• What is required
Below is a listing to transcribe in full and exactly; keep the pictures out.

• Data to use
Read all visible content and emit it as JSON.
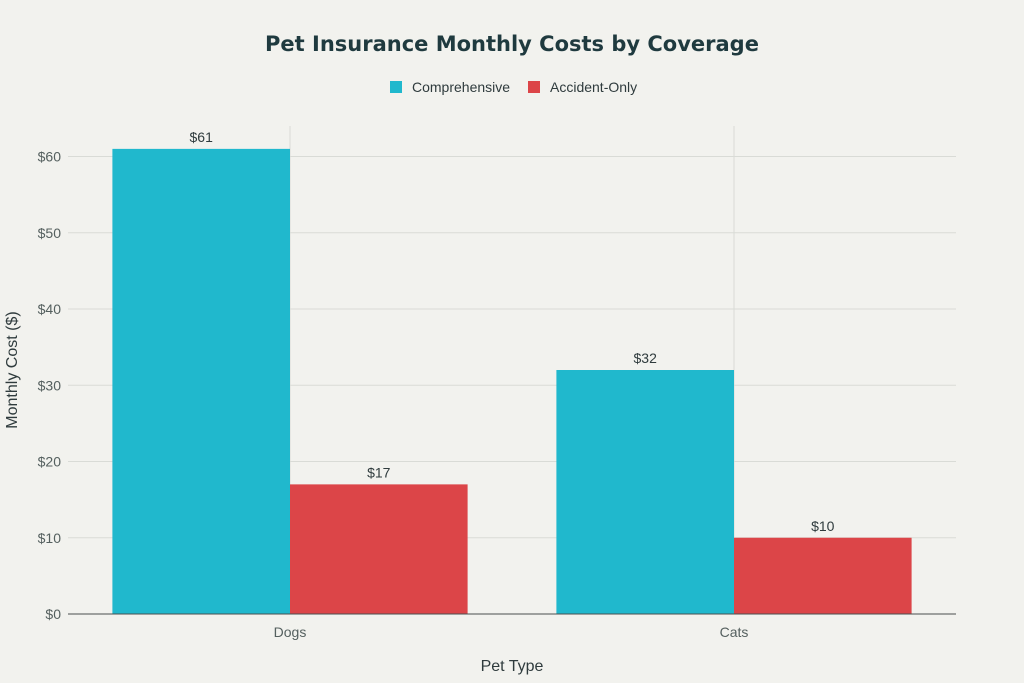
{
  "colors": {
    "comprehensive": "#20b8cd",
    "accident_only": "#dc4548",
    "background": "#f2f2ee"
  },
  "chart_data": {
    "type": "bar",
    "title": "Pet Insurance Monthly Costs by Coverage",
    "xlabel": "Pet Type",
    "ylabel": "Monthly Cost ($)",
    "categories": [
      "Dogs",
      "Cats"
    ],
    "series": [
      {
        "name": "Comprehensive",
        "values": [
          61,
          32
        ],
        "labels": [
          "$61",
          "$32"
        ]
      },
      {
        "name": "Accident-Only",
        "values": [
          17,
          10
        ],
        "labels": [
          "$17",
          "$10"
        ]
      }
    ],
    "ylim": [
      0,
      64
    ],
    "yticks": [
      0,
      10,
      20,
      30,
      40,
      50,
      60
    ],
    "ytick_labels": [
      "$0",
      "$10",
      "$20",
      "$30",
      "$40",
      "$50",
      "$60"
    ],
    "grid": true,
    "legend_position": "top-center"
  }
}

• Output for this task
Read all visible content and emit it as JSON.
{
  "colors": {
    "comprehensive": "#20b8cd",
    "accident_only": "#dc4548",
    "background": "#f2f2ee"
  },
  "chart_data": {
    "type": "bar",
    "title": "Pet Insurance Monthly Costs by Coverage",
    "xlabel": "Pet Type",
    "ylabel": "Monthly Cost ($)",
    "categories": [
      "Dogs",
      "Cats"
    ],
    "series": [
      {
        "name": "Comprehensive",
        "values": [
          61,
          32
        ],
        "labels": [
          "$61",
          "$32"
        ]
      },
      {
        "name": "Accident-Only",
        "values": [
          17,
          10
        ],
        "labels": [
          "$17",
          "$10"
        ]
      }
    ],
    "ylim": [
      0,
      64
    ],
    "yticks": [
      0,
      10,
      20,
      30,
      40,
      50,
      60
    ],
    "ytick_labels": [
      "$0",
      "$10",
      "$20",
      "$30",
      "$40",
      "$50",
      "$60"
    ],
    "grid": true,
    "legend_position": "top-center"
  }
}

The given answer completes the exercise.